Start of RECORDS PROVIDED

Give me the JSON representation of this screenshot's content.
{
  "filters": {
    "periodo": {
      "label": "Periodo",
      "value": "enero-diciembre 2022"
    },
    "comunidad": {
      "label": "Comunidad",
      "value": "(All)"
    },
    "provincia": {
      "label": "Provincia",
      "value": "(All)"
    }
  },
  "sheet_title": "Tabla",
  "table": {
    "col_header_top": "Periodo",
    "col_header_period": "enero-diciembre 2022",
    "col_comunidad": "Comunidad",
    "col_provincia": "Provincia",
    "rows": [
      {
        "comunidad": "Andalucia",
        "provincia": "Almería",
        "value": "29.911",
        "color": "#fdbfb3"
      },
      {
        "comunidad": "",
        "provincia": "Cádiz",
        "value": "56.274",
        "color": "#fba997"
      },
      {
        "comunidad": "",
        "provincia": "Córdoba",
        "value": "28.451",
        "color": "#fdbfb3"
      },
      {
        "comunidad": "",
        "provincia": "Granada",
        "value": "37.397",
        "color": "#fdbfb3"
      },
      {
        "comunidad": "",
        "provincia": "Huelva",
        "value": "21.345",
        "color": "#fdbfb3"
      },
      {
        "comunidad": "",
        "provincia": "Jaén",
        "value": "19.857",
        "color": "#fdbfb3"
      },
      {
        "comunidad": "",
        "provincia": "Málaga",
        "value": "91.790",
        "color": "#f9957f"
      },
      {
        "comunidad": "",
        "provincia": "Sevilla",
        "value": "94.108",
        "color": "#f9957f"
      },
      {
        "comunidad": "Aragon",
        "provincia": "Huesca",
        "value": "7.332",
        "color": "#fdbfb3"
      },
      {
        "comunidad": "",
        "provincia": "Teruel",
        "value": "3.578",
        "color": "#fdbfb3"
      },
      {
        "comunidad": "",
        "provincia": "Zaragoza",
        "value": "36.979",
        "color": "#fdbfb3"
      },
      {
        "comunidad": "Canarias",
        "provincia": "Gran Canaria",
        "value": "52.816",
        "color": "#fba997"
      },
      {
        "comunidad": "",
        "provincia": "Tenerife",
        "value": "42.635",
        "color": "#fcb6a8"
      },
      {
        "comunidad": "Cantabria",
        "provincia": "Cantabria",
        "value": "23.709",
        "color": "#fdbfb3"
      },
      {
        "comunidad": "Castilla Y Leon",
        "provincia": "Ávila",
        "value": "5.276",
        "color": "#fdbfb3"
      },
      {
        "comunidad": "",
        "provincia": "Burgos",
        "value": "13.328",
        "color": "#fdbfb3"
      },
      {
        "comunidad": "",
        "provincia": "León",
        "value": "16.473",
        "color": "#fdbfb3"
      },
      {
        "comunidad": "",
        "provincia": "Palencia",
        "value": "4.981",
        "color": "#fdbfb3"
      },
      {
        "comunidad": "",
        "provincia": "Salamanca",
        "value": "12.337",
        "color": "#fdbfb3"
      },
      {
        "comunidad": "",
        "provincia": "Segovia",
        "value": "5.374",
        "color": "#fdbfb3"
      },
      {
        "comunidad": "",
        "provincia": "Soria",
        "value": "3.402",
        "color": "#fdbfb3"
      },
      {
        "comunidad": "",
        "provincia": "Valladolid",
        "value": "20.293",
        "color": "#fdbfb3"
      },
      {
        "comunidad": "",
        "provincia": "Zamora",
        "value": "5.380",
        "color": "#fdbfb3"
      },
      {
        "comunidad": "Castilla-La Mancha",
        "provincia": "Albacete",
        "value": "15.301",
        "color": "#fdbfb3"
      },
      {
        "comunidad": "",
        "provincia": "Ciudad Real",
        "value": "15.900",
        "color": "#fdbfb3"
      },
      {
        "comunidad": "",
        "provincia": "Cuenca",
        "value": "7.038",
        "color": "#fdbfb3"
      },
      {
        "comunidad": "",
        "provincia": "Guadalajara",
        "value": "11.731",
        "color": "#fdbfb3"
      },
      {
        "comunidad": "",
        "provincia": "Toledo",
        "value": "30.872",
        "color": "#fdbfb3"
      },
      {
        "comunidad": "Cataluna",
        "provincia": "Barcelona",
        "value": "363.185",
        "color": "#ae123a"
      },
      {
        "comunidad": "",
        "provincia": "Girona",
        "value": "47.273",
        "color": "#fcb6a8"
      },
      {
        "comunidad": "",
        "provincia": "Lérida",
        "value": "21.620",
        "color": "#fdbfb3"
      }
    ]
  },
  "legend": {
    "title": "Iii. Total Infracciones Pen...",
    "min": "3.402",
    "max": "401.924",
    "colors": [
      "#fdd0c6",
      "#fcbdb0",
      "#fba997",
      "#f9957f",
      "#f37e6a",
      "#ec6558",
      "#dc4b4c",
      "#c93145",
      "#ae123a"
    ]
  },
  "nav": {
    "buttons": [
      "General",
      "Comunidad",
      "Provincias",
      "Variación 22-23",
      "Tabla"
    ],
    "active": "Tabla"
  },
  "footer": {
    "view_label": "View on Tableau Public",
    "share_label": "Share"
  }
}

End of RECORDS PROVIDED

** TASK DIRECTIONS **
Copy each line in the data that holds the word "diciembre".

** ANSWER BELOW **
      "value": "enero-diciembre 2022"
    "col_header_period": "enero-diciembre 2022",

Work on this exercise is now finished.